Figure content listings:
============================================================

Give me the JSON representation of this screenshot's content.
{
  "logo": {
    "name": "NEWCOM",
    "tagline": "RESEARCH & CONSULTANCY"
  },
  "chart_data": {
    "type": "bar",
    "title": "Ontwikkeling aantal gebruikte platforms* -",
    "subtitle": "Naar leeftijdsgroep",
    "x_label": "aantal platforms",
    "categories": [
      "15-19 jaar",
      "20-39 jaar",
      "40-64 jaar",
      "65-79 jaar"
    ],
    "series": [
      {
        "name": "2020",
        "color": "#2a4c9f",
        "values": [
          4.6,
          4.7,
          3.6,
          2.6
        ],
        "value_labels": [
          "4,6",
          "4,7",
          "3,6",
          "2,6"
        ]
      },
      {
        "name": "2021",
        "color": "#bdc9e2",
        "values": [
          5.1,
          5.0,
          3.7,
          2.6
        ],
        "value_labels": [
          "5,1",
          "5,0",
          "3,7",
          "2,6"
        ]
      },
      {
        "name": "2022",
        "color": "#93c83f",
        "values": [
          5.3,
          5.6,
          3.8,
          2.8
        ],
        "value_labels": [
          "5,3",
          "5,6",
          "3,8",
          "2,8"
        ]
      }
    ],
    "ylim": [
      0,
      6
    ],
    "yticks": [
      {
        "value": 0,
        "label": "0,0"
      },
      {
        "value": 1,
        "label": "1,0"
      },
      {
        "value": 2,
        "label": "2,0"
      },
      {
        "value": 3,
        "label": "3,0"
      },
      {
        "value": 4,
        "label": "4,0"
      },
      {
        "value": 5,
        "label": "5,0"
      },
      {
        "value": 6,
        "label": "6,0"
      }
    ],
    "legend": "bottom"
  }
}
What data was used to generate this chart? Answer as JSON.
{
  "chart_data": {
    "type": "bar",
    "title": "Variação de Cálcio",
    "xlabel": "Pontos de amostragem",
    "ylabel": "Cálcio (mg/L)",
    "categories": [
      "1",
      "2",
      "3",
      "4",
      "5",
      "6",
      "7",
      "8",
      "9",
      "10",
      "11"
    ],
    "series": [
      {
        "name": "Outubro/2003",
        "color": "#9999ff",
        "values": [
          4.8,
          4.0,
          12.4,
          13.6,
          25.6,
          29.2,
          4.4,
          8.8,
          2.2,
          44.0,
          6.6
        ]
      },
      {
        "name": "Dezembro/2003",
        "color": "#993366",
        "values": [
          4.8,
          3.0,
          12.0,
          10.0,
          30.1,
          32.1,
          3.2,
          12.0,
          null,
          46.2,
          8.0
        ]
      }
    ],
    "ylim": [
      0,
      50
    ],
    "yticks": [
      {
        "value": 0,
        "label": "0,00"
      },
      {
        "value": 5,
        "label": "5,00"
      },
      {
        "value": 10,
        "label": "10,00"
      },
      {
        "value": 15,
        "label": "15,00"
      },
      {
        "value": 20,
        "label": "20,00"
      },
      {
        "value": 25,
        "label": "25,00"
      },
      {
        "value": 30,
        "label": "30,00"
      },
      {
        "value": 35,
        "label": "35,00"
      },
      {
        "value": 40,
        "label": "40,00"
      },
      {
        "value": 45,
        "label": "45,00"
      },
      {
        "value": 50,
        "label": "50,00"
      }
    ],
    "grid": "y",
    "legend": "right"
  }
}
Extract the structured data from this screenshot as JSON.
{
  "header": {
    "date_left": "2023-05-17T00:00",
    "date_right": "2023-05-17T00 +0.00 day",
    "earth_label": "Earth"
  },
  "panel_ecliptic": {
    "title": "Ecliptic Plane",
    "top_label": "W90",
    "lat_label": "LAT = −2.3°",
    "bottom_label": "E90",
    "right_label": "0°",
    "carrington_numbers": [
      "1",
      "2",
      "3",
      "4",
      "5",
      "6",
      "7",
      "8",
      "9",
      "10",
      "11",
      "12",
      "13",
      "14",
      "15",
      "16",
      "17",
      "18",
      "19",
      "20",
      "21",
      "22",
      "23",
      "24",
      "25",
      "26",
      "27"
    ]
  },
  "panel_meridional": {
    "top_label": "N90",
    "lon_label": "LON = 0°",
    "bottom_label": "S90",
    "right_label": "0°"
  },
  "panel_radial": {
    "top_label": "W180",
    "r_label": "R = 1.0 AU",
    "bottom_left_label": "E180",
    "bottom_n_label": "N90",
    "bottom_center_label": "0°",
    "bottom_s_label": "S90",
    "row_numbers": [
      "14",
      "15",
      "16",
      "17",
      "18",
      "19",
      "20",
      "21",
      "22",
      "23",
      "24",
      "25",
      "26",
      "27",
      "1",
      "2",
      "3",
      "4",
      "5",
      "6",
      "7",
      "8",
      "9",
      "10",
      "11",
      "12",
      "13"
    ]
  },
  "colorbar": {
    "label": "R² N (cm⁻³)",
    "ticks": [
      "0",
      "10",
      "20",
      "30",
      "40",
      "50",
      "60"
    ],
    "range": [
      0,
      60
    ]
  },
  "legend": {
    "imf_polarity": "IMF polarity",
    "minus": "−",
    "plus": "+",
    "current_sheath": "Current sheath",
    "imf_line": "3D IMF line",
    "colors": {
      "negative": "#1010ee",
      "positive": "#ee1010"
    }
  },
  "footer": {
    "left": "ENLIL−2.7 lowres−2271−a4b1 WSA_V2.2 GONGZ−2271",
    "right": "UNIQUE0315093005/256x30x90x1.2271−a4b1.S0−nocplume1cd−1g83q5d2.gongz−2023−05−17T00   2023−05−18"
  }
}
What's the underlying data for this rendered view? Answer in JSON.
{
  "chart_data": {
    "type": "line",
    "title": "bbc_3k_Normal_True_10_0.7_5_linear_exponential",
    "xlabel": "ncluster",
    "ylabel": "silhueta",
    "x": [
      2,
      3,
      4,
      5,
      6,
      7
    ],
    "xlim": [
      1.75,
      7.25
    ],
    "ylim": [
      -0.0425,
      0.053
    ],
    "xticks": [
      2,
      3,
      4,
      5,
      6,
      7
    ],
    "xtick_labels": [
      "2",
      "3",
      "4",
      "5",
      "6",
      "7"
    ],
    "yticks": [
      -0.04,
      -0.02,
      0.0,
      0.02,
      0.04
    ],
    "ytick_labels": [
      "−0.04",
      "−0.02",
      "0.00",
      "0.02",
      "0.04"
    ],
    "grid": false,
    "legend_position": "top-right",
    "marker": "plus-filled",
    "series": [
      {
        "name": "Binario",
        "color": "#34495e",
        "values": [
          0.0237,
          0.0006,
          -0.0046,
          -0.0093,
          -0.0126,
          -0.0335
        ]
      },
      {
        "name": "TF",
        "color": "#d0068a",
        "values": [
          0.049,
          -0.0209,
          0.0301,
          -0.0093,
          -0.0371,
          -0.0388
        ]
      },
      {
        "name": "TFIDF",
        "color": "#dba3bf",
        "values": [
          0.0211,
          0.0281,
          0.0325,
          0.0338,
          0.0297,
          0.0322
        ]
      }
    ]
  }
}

============================================================

Read the entries above, then pull out the lines that include "JSON".

* Output *
Give me the JSON representation of this screenshot's content.
What data was used to generate this chart? Answer as JSON.
Extract the structured data from this screenshot as JSON.
What's the underlying data for this rendered view? Answer in JSON.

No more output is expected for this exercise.